**PASSAGE FOR REVIEW:**

+++

Fun Fact: As Fayetteville, AR is a college town, the chant “chug, chug, chug,”
has become their official city anthem. Did we mention their football games are awesome?
Why Fayetteville NC will win: Fayetteville NC has something that Fayetteville AR will never have … Patriotic spirit, a powerful work ethic and access to an alarming amount of guns, missiles and tanks. Oh, and the Market House has a built in laser canon.
Fayetteville, NC profile written by Fayetteville (AR) Free Weekly editor Susan Porter
First off, Fayetteville, NC’s weekly rag doesn’t even think enough of their nasty burg to use the town’s name, so the battle should already be over. But, to put a little more grease in the skillet, here are some other reasons why there’s no way that the infamous Frenchman would want his name tied to a town like Fayetteville, NC.
Nickname: “All-American City,” “City of Dogwoods,” “Fayettenam,”
“Torture Town,” “Tar Heel Town.” Tar Heel Town is the state nickname, but what the hell is a Tar Heel anyway? It doesn’t sound good.
Population: 31. Actually, it’s about 174,000 according to the U.S. Census, but we’re guessing that there are only about 30 permanent civilian residents, and in keeping the military’s motto, we’re counting the entire U.S. Military as one person.
Mayor: Anthony G. Chavonne. Mayor Chavonne wants to make the town a better place to live, work and play. What is he thinking? This is the town where putt-putt golf was invented. How much more fun could be had?
Secret Shadow Government Mayor: Dick Cheney, er scratch that- Scooter Libby.

+++

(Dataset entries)
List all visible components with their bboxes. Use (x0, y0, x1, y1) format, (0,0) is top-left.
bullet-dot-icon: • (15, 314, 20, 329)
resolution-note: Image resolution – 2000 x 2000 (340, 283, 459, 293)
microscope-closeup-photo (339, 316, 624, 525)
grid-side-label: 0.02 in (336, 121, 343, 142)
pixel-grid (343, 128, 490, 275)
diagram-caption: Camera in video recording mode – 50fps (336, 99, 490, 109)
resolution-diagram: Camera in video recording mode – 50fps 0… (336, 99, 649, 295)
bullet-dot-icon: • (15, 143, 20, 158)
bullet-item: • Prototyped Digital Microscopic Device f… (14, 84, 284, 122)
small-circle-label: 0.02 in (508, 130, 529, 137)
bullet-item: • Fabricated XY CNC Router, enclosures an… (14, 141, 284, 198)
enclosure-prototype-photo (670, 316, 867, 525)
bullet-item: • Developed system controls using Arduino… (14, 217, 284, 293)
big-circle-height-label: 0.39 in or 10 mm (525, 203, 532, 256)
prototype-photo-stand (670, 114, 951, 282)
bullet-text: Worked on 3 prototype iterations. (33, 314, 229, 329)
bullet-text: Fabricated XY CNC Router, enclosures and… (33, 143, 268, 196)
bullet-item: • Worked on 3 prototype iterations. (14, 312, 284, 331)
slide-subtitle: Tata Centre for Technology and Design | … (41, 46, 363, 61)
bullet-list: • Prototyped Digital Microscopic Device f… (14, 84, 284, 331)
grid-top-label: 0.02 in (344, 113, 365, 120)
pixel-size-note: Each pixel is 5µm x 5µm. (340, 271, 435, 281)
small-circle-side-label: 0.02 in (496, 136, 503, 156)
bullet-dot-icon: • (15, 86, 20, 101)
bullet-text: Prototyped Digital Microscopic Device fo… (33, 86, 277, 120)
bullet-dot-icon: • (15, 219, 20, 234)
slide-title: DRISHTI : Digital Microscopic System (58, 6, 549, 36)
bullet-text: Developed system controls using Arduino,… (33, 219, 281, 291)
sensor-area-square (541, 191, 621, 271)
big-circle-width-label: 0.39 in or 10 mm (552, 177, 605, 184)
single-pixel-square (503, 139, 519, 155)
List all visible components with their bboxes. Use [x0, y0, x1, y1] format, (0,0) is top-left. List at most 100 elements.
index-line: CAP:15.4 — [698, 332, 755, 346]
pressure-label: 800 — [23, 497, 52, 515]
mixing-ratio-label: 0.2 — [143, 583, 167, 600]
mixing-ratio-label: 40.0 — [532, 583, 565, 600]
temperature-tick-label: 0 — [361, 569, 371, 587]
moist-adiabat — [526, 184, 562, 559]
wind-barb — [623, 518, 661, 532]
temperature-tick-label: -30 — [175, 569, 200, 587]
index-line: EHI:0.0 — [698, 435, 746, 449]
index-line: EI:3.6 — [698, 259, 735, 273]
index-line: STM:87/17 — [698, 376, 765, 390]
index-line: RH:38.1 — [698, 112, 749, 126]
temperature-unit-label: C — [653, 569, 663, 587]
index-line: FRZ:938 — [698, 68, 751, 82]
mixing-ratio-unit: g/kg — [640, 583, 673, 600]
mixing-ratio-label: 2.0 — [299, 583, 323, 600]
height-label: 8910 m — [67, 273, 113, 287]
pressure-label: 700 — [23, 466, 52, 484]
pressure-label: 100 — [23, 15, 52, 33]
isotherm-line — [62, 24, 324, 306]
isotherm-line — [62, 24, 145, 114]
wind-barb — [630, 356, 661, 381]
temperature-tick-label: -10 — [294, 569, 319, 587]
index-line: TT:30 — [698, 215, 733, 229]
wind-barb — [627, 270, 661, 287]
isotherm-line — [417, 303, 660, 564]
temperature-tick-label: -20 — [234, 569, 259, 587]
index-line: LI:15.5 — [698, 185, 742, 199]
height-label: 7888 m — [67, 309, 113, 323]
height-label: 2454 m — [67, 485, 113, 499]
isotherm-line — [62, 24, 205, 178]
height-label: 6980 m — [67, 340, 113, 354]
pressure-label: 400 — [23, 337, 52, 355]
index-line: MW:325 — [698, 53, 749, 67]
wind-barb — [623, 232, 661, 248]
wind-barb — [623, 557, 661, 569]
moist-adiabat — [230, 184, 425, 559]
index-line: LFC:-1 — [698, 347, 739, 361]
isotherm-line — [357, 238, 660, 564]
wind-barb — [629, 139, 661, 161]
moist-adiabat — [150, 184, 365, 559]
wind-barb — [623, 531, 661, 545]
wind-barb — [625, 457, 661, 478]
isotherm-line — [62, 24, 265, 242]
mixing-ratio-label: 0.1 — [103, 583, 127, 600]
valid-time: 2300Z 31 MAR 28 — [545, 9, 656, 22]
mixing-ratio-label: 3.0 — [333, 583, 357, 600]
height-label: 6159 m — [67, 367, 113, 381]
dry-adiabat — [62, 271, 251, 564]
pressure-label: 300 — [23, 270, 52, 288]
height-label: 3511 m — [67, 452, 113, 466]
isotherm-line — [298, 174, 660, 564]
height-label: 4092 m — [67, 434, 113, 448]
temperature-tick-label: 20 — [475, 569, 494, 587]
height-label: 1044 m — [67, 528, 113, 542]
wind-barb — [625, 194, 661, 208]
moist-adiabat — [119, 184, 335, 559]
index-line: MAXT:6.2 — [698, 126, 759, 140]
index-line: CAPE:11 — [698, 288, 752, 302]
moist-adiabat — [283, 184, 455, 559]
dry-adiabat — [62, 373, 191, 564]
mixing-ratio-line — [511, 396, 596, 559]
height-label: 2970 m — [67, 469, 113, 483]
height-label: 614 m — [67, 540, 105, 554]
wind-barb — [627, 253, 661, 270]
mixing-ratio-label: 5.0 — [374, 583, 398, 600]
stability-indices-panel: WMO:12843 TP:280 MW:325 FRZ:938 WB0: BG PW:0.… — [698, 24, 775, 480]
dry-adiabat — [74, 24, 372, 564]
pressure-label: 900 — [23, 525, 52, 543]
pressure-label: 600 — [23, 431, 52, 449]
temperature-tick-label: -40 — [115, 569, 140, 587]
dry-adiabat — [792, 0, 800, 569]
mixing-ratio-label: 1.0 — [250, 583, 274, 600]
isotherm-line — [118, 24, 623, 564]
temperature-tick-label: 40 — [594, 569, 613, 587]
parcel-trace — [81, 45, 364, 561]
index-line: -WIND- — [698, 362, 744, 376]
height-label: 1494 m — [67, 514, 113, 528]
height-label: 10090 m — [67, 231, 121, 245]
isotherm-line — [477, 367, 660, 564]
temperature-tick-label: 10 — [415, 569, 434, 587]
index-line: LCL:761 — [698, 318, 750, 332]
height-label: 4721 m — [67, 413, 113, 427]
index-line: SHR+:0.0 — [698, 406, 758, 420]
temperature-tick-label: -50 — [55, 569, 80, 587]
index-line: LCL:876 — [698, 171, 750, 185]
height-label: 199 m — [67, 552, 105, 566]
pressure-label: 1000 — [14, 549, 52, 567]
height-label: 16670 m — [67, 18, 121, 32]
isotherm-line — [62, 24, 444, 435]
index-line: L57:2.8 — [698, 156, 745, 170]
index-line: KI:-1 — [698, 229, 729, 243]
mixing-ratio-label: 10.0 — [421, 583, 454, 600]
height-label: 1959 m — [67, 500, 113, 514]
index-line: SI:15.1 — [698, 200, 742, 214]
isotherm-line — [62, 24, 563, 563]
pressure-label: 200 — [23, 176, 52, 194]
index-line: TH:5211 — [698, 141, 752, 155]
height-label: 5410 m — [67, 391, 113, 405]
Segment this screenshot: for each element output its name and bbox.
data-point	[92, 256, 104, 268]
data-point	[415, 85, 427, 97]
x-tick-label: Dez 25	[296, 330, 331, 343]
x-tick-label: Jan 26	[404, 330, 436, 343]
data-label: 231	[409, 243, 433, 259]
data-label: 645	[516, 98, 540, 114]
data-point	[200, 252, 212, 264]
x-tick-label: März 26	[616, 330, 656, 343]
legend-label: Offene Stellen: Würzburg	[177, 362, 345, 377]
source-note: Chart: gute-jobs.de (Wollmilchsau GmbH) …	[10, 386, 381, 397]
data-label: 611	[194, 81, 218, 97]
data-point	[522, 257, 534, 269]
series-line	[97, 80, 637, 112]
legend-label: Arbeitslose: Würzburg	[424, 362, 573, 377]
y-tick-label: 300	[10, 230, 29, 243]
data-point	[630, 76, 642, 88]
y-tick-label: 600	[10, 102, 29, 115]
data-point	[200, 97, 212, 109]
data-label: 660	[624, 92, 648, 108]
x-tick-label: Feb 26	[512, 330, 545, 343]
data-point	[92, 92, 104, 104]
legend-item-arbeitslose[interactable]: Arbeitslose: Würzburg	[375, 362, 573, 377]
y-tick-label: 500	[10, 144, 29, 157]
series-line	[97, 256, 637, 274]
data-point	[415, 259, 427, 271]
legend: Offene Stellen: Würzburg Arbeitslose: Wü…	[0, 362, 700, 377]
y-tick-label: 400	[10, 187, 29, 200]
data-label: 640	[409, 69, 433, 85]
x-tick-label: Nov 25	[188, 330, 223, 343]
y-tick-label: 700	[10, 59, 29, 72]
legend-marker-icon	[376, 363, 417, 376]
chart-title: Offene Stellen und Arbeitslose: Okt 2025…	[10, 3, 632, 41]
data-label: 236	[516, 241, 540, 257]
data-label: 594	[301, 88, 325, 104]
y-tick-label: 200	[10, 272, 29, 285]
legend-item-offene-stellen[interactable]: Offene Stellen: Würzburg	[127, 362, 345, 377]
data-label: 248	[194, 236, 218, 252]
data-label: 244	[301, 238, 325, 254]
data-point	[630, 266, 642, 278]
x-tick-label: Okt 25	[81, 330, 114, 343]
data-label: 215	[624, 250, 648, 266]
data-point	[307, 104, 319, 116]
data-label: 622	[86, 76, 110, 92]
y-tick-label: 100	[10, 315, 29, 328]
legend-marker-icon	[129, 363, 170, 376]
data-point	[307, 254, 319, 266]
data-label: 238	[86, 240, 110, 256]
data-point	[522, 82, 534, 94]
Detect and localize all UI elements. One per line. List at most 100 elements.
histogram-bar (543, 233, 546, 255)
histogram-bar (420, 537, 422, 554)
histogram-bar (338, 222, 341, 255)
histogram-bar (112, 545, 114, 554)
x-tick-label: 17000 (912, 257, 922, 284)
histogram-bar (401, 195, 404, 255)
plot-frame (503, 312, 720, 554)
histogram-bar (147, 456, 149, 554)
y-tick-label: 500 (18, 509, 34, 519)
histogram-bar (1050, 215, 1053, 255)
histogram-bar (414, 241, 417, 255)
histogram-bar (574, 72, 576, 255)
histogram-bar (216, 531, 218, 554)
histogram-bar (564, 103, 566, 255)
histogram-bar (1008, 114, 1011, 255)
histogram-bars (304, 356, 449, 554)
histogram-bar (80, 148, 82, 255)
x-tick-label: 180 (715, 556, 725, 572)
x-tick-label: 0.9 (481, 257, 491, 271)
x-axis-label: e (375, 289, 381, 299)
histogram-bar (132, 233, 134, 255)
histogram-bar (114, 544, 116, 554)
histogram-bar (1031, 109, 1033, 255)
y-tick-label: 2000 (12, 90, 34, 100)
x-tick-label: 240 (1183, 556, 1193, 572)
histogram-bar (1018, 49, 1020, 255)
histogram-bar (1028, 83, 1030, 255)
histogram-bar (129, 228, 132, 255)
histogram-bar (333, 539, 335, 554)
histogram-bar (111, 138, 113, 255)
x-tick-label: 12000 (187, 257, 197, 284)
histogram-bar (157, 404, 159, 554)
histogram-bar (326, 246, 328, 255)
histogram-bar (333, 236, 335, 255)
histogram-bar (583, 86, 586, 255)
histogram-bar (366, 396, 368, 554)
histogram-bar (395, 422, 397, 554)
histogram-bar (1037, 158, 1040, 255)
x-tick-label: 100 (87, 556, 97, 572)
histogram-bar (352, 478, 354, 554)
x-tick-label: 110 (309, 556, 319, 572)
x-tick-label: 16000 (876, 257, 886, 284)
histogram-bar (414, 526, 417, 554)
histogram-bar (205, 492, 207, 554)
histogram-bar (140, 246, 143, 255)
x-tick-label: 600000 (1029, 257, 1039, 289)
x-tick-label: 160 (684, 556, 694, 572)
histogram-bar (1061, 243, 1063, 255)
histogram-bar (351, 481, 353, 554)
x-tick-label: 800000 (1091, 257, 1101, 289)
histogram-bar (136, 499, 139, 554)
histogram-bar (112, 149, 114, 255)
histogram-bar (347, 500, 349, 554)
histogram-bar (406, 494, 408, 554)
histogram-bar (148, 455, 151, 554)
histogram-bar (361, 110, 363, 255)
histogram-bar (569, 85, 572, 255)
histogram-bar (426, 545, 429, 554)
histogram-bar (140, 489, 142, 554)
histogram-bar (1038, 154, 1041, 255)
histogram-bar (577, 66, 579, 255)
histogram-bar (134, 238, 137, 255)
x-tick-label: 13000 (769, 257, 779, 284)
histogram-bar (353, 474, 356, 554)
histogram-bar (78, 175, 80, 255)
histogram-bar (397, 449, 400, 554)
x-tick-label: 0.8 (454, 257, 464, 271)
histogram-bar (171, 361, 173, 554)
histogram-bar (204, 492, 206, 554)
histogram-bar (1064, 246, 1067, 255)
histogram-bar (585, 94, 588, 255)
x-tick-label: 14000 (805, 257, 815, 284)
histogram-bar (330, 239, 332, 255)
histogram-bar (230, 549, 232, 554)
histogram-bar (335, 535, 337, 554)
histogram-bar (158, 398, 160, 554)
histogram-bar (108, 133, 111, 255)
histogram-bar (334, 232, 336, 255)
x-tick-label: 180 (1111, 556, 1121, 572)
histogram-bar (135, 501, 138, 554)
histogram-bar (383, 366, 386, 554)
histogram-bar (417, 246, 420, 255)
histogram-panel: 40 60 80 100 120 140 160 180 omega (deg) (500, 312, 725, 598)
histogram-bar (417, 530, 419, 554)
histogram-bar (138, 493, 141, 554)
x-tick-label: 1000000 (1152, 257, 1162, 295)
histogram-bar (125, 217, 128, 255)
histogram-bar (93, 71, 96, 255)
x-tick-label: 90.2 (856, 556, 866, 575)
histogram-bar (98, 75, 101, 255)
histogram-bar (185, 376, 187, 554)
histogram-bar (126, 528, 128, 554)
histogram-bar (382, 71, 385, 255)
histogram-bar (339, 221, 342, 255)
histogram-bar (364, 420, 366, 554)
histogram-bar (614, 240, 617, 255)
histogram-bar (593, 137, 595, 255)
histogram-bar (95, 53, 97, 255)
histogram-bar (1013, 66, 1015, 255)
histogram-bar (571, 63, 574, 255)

+++

**SET OF TASKS:**
1 - In the Fayetteville comparison, why is the population of Fayetteville, NC given as 31? Answer in one to three sentences.
2 - From the Fayetteville comparison, reproduce the part that opens with the words containing "has become their" and closes with "like Fayetteville, NC.".
The tasks can be completed without the dataset entries.

**EXERCISE SOLUTIONS:**
1 - The writer acknowledges the Census figure of about 174,000 but guesses there are only about 30 permanent civilian residents. In keeping with the military's motto, the writer counts the entire U.S. Military as one person, which brings the total to 31.

2 -
has become their official city anthem. Did we mention their football games are awesome?
Why Fayetteville NC will win: Fayetteville NC has something that Fayetteville AR will never have … Patriotic spirit, a powerful work ethic and access to an alarming amount of guns, missiles and tanks. Oh, and the Market House has a built in laser canon.
Fayetteville, NC profile written by Fayetteville (AR) Free Weekly editor Susan Porter
First off, Fayetteville, NC’s weekly rag doesn’t even think enough of their nasty burg to use the town’s name, so the battle should already be over. But, to put a little more grease in the skillet, here are some other reasons why there’s no way that the infamous Frenchman would want his name tied to a town like Fayetteville, NC.